*** TASK INPUT

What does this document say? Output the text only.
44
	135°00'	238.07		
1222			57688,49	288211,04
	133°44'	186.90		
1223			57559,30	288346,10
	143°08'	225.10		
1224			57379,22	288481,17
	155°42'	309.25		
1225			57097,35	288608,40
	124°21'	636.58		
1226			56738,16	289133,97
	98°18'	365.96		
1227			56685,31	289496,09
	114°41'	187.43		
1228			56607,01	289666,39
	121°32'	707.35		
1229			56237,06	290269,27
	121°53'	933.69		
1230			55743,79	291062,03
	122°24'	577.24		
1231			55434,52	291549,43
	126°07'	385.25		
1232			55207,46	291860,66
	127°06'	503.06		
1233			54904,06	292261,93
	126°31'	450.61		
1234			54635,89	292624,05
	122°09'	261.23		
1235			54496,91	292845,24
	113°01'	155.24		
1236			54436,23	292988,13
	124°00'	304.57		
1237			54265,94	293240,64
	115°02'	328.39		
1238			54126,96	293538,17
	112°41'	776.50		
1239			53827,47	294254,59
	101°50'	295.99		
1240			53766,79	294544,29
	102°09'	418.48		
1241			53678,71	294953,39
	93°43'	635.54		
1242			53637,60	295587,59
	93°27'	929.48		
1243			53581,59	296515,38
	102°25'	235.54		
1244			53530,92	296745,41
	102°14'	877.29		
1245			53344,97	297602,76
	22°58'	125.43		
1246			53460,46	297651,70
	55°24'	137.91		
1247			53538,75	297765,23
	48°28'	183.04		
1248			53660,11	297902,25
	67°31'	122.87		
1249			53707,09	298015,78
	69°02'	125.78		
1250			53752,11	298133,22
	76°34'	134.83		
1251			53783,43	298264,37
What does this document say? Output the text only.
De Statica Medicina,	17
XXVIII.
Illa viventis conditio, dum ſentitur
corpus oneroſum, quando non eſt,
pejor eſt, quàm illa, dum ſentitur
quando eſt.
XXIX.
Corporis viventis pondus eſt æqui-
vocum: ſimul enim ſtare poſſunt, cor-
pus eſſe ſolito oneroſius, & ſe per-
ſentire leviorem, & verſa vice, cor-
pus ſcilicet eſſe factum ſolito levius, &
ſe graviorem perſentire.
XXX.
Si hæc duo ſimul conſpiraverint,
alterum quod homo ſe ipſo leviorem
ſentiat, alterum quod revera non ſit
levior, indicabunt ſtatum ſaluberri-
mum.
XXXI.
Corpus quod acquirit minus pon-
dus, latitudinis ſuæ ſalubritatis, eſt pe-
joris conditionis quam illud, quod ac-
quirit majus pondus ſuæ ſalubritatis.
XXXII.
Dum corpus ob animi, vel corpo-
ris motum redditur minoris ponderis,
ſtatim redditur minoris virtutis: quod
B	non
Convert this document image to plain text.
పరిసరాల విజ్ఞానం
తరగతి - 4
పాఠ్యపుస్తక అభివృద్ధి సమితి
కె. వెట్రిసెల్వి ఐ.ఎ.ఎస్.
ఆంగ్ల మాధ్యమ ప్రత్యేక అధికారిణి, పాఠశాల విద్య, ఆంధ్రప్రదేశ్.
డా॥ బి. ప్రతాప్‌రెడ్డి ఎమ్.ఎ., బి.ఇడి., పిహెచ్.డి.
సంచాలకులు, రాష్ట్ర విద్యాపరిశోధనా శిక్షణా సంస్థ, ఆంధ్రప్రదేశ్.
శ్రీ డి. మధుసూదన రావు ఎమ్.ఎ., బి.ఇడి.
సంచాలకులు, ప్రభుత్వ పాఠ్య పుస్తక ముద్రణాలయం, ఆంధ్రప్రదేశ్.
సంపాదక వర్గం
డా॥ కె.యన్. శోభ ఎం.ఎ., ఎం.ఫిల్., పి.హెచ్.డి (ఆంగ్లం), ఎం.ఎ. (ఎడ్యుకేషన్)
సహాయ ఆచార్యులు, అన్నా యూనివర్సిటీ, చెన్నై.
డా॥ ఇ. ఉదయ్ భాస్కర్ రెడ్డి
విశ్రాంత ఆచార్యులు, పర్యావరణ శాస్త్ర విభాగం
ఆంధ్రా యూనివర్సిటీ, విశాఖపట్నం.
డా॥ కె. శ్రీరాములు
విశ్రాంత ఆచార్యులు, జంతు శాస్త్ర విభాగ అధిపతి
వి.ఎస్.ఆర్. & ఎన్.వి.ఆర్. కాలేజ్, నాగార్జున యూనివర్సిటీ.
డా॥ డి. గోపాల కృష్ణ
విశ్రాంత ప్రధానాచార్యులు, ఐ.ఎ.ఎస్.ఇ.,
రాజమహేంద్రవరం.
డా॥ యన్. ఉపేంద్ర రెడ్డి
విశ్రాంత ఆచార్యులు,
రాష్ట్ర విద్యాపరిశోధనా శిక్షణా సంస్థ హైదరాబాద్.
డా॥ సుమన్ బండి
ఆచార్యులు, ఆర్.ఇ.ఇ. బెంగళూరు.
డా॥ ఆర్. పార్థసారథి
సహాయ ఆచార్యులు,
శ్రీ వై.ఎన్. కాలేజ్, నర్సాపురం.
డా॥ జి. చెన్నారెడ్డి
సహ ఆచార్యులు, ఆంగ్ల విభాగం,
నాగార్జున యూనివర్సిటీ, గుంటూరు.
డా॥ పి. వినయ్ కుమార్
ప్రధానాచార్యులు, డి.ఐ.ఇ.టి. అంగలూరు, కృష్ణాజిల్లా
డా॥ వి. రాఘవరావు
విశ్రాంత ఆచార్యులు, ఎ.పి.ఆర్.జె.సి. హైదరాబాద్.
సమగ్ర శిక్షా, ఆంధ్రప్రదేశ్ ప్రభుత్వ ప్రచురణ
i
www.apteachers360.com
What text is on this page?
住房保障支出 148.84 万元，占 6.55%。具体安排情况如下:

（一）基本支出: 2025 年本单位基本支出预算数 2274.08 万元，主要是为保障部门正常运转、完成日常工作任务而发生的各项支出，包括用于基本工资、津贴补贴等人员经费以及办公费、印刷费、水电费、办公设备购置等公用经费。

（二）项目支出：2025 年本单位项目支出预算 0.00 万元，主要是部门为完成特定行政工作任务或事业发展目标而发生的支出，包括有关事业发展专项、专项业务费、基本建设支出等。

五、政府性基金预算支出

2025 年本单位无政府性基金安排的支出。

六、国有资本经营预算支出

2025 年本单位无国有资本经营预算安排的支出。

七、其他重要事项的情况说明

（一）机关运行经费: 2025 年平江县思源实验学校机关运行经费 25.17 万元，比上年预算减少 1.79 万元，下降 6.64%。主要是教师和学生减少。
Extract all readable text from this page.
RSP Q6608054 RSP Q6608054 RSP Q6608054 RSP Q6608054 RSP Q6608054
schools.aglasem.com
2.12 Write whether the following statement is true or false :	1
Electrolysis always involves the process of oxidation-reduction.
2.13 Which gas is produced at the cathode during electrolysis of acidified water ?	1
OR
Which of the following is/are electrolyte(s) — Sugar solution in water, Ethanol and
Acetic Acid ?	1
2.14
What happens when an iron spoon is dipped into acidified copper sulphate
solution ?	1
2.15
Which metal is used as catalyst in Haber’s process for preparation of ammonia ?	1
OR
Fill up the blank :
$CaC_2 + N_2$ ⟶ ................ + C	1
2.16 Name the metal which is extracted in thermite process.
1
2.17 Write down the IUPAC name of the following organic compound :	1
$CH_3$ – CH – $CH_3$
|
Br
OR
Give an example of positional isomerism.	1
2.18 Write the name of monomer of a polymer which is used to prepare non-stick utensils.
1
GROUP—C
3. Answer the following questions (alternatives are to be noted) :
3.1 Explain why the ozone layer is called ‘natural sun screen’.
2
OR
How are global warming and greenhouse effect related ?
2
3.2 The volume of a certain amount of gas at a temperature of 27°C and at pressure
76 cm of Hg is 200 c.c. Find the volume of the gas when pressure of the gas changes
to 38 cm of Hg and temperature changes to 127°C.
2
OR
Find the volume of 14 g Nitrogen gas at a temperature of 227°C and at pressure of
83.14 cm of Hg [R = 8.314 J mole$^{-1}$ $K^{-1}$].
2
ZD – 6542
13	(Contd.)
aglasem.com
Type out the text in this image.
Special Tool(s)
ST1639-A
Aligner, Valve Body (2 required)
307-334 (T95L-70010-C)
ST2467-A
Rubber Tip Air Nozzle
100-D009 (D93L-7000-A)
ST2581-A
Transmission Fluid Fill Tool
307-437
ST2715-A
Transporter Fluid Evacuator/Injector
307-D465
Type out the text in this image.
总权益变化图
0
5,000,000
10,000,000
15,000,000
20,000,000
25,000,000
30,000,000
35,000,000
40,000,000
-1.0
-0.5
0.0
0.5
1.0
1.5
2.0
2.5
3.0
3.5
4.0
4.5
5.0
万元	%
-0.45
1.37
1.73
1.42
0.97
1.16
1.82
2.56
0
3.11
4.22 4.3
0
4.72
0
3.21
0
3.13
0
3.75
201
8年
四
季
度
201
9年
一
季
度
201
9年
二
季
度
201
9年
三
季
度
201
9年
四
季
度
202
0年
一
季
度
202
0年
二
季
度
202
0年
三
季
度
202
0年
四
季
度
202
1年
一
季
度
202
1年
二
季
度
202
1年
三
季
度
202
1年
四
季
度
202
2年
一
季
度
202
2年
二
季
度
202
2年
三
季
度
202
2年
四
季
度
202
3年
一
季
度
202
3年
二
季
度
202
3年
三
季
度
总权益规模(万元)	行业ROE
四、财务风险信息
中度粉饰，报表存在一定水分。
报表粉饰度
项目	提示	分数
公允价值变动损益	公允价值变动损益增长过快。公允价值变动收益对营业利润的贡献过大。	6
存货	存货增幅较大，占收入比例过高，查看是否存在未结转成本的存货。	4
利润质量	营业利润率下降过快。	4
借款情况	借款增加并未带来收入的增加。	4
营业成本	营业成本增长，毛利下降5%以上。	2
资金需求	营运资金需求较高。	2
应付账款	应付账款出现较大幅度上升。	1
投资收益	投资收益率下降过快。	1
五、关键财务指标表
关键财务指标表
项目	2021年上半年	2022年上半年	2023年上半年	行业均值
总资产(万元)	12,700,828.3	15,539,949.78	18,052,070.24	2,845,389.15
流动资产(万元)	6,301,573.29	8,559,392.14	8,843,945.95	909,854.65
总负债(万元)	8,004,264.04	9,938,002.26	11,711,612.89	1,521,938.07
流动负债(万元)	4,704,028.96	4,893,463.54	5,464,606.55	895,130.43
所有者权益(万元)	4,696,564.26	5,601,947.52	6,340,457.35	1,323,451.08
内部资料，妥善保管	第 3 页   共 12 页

******

▸ DESCRIPTION OF THE TASK
Take every line from the records above that has the word "Write" and copy it.

▸ EXERCISE ANSWER
2.12 Write whether the following statement is true or false :	1
2.17 Write down the IUPAC name of the following organic compound :	1
2.18 Write the name of monomer of a polymer which is used to prepare non-stick utensils.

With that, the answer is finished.